• [Passage]
Page MenuHomeFreeBSD

Allow reproducible kernel builds by removing build metadata
ClosedPublic

Authored by emaste on Dec 2 2015, 3:26 PM.
Tags
None
Referenced Files
Unknown Object (File)
Fri, Dec 20, 12:01 AM
Unknown Object (File)
Thu, Dec 19, 11:38 PM
Unknown Object (File)
Sun, Dec 8, 6:22 AM
Unknown Object (File)
Sat, Dec 7, 6:01 AM
Unknown Object (File)
Wed, Dec 4, 8:57 AM
Unknown Object (File)
Tue, Dec 3, 10:28 PM
Unknown Object (File)
Mon, Dec 2, 9:06 PM
Unknown Object (File)
Fri, Nov 29, 7:22 PM
Subscribers

Details

Summary

Set WITH_KERNEL_METADATA=yes in src.conf to include the time, build user and host, and path in the kern.version sysctl and uname.

Diff Detail

Lint
Lint Skipped
Unit
Tests Skipped

Event Timeline

emaste retitled this revision from to newvers: Add reproducible build command line option.
emaste updated this object.
emaste edited the test plan for this revision. (Show Details)
emaste added reviewers: bapt, imp.
emaste retitled this revision from newvers: Add reproducible build command line option to Default to reproducible kernel builds by removing build metadata.

• [Written problem 1]
From the FreeBSD review page, write out the text between "emaste updated this" and "removing build metadata.", inclusive.
• [Written problem 2]
According to the FreeBSD review page, which reviewers did emaste add to the revision?
• [Written problem 3]
Carry on the FreeBSD review page past its final line.
The items play no part in any of this work.

• [Dataset entries]
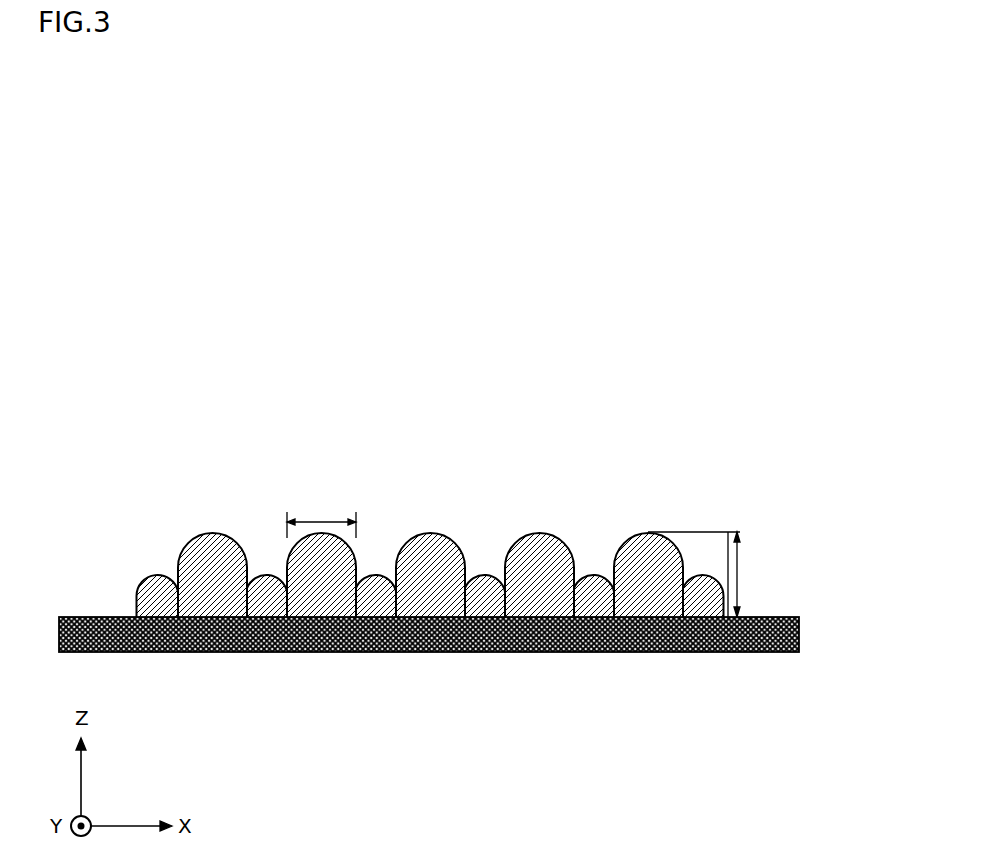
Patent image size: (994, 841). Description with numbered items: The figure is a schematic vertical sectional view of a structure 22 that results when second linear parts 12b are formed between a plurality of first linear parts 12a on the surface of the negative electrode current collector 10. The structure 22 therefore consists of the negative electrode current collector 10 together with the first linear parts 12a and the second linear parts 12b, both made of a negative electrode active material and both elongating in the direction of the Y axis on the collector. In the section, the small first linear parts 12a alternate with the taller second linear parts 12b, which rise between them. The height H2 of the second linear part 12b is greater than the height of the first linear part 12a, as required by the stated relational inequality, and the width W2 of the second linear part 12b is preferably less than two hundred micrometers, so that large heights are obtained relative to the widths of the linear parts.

The negative electrode current collector 10 is at (800, 650).
The structure 22 is at (702, 472).
The first linear part 12a is at (702, 605).
The second linear part 12b is at (640, 592).
The width of the second linear part W2 is at (321, 513).
The height of the second linear part H2 is at (711, 574).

• [Task answer 1]
emaste updated this object.
emaste edited the test plan for this revision. (Show Details)
emaste added reviewers: bapt, imp.
emaste retitled this revision from newvers: Add reproducible build command line option to Default to reproducible kernel builds by removing build metadata.

• [Task answer 2]
bapt and imp

• [Task answer 3]
emaste updated this object.

Set the default to exclude the build metadata and add a src.conf(5) option to enable.

UPDATING entry TBD.

kib added a reviewer: kib.
This revision is now accepted and ready to land.Dec 2 2015, 4:23 PM

Technically it seems fine. I don't like the style of 'if [ $INCLUDE_METADATA ]', but it works so it is fine.

I only have concerns about the change itself. Not so much an opinion on right or wrong, but if we're going to default to removing the user@host, maybe we should just remove it entirely rather than add more options/complexity.

You should check that this doesn't break crashinfo's find_kernel() function. Removing the path _will_ break kgdb -n X which people actively use. (It pulls the compile path out of the info.X file from the dump and uses that to find the build directory and corresponding kernel build.) For release builds the user should always be 'root', and the path should always be '/usr/obj/usr/src/sys/GENERIC', so the only one that is actually variable is the hostname. The kgdb / crashinfo bits only need the path (though they probably have to be updated to handle the different format if you were to drop the user and host and leave the path).

Don't like the default being no.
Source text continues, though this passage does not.